### Description of the task:
Reproduce the entries exactly.

Stored data entries

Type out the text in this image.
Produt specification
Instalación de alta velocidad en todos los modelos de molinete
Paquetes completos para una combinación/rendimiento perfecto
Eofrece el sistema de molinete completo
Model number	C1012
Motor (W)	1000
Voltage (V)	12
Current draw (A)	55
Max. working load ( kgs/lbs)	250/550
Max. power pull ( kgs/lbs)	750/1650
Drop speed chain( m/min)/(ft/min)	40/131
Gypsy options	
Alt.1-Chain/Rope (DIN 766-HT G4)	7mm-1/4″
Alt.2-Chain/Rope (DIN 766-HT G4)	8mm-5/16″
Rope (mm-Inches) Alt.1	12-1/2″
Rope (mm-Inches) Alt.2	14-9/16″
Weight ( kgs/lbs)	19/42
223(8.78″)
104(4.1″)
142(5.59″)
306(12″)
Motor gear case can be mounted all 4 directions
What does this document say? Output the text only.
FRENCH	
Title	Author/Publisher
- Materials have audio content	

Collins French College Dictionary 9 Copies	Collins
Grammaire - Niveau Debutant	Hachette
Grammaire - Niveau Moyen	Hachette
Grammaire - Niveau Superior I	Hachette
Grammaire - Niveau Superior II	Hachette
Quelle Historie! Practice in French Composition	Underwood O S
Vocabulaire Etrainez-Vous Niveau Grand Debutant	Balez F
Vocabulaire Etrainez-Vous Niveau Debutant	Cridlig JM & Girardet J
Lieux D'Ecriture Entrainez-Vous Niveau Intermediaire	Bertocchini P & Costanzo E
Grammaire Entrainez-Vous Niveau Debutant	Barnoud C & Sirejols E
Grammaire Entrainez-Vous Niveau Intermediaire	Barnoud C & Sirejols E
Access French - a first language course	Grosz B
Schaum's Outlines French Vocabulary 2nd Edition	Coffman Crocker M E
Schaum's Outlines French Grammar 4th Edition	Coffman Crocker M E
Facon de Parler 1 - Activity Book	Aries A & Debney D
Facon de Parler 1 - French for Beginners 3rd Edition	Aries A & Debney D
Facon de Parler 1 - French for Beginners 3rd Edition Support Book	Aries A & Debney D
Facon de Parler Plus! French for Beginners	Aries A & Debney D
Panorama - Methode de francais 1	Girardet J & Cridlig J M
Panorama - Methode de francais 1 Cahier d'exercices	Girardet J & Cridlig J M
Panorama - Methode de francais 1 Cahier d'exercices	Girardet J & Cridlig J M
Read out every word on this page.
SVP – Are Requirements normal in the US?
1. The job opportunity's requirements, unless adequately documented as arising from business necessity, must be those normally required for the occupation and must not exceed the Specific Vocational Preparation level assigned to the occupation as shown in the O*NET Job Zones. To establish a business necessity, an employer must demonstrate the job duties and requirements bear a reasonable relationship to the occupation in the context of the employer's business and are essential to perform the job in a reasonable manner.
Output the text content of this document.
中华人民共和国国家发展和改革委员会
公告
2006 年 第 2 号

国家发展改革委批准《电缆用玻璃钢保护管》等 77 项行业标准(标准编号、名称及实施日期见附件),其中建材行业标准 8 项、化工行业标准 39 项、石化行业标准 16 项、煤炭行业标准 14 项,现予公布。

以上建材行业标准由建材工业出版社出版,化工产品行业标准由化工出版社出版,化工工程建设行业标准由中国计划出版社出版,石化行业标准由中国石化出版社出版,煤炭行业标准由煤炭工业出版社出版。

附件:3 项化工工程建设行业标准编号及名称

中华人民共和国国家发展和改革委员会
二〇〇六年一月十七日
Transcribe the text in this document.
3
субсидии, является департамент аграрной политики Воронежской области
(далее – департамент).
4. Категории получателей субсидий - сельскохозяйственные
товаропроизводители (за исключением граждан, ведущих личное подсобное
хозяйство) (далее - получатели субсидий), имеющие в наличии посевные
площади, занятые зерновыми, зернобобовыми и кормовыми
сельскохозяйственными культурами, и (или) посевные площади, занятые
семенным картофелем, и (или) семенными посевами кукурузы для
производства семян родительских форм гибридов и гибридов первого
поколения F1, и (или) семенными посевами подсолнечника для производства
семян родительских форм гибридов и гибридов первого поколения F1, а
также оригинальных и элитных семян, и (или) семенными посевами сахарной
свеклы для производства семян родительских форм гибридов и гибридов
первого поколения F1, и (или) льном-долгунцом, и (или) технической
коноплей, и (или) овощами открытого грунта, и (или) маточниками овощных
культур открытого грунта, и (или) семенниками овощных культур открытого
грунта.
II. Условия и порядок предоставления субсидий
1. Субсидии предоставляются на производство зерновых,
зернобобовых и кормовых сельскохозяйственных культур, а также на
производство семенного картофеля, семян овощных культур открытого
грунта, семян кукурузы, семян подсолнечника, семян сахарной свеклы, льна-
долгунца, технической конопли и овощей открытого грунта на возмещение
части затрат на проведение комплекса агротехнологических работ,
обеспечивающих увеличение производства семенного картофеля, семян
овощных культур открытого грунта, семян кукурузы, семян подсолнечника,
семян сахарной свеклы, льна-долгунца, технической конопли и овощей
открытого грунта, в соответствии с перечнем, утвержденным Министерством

### Response to the exercise:
Type out the text in this image.
Produt specification
Instalación de alta velocidad en todos los modelos de molinete
Paquetes completos para una combinación/rendimiento perfecto
Eofrece el sistema de molinete completo
Model number	C1012
Motor (W)	1000
Voltage (V)	12
Current draw (A)	55
Max. working load ( kgs/lbs)	250/550
Max. power pull ( kgs/lbs)	750/1650
Drop speed chain( m/min)/(ft/min)	40/131
Gypsy options	
Alt.1-Chain/Rope (DIN 766-HT G4)	7mm-1/4″
Alt.2-Chain/Rope (DIN 766-HT G4)	8mm-5/16″
Rope (mm-Inches) Alt.1	12-1/2″
Rope (mm-Inches) Alt.2	14-9/16″
Weight ( kgs/lbs)	19/42
223(8.78″)
104(4.1″)
142(5.59″)
306(12″)
Motor gear case can be mounted all 4 directions
What does this document say? Output the text only.
FRENCH	
Title	Author/Publisher
- Materials have audio content	

Collins French College Dictionary 9 Copies	Collins
Grammaire - Niveau Debutant	Hachette
Grammaire - Niveau Moyen	Hachette
Grammaire - Niveau Superior I	Hachette
Grammaire - Niveau Superior II	Hachette
Quelle Historie! Practice in French Composition	Underwood O S
Vocabulaire Etrainez-Vous Niveau Grand Debutant	Balez F
Vocabulaire Etrainez-Vous Niveau Debutant	Cridlig JM & Girardet J
Lieux D'Ecriture Entrainez-Vous Niveau Intermediaire	Bertocchini P & Costanzo E
Grammaire Entrainez-Vous Niveau Debutant	Barnoud C & Sirejols E
Grammaire Entrainez-Vous Niveau Intermediaire	Barnoud C & Sirejols E
Access French - a first language course	Grosz B
Schaum's Outlines French Vocabulary 2nd Edition	Coffman Crocker M E
Schaum's Outlines French Grammar 4th Edition	Coffman Crocker M E
Facon de Parler 1 - Activity Book	Aries A & Debney D
Facon de Parler 1 - French for Beginners 3rd Edition	Aries A & Debney D
Facon de Parler 1 - French for Beginners 3rd Edition Support Book	Aries A & Debney D
Facon de Parler Plus! French for Beginners	Aries A & Debney D
Panorama - Methode de francais 1	Girardet J & Cridlig J M
Panorama - Methode de francais 1 Cahier d'exercices	Girardet J & Cridlig J M
Panorama - Methode de francais 1 Cahier d'exercices	Girardet J & Cridlig J M
Read out every word on this page.
SVP – Are Requirements normal in the US?
1. The job opportunity's requirements, unless adequately documented as arising from business necessity, must be those normally required for the occupation and must not exceed the Specific Vocational Preparation level assigned to the occupation as shown in the O*NET Job Zones. To establish a business necessity, an employer must demonstrate the job duties and requirements bear a reasonable relationship to the occupation in the context of the employer's business and are essential to perform the job in a reasonable manner.
Output the text content of this document.
中华人民共和国国家发展和改革委员会
公告
2006 年 第 2 号

国家发展改革委批准《电缆用玻璃钢保护管》等 77 项行业标准(标准编号、名称及实施日期见附件),其中建材行业标准 8 项、化工行业标准 39 项、石化行业标准 16 项、煤炭行业标准 14 项,现予公布。

以上建材行业标准由建材工业出版社出版,化工产品行业标准由化工出版社出版,化工工程建设行业标准由中国计划出版社出版,石化行业标准由中国石化出版社出版,煤炭行业标准由煤炭工业出版社出版。

附件:3 项化工工程建设行业标准编号及名称

中华人民共和国国家发展和改革委员会
二〇〇六年一月十七日
Transcribe the text in this document.
3
субсидии, является департамент аграрной политики Воронежской области
(далее – департамент).
4. Категории получателей субсидий - сельскохозяйственные
товаропроизводители (за исключением граждан, ведущих личное подсобное
хозяйство) (далее - получатели субсидий), имеющие в наличии посевные
площади, занятые зерновыми, зернобобовыми и кормовыми
сельскохозяйственными культурами, и (или) посевные площади, занятые
семенным картофелем, и (или) семенными посевами кукурузы для
производства семян родительских форм гибридов и гибридов первого
поколения F1, и (или) семенными посевами подсолнечника для производства
семян родительских форм гибридов и гибридов первого поколения F1, а
также оригинальных и элитных семян, и (или) семенными посевами сахарной
свеклы для производства семян родительских форм гибридов и гибридов
первого поколения F1, и (или) льном-долгунцом, и (или) технической
коноплей, и (или) овощами открытого грунта, и (или) маточниками овощных
культур открытого грунта, и (или) семенниками овощных культур открытого
грунта.
II. Условия и порядок предоставления субсидий
1. Субсидии предоставляются на производство зерновых,
зернобобовых и кормовых сельскохозяйственных культур, а также на
производство семенного картофеля, семян овощных культур открытого
грунта, семян кукурузы, семян подсолнечника, семян сахарной свеклы, льна-
долгунца, технической конопли и овощей открытого грунта на возмещение
части затрат на проведение комплекса агротехнологических работ,
обеспечивающих увеличение производства семенного картофеля, семян
овощных культур открытого грунта, семян кукурузы, семян подсолнечника,
семян сахарной свеклы, льна-долгунца, технической конопли и овощей
открытого грунта, в соответствии с перечнем, утвержденным Министерством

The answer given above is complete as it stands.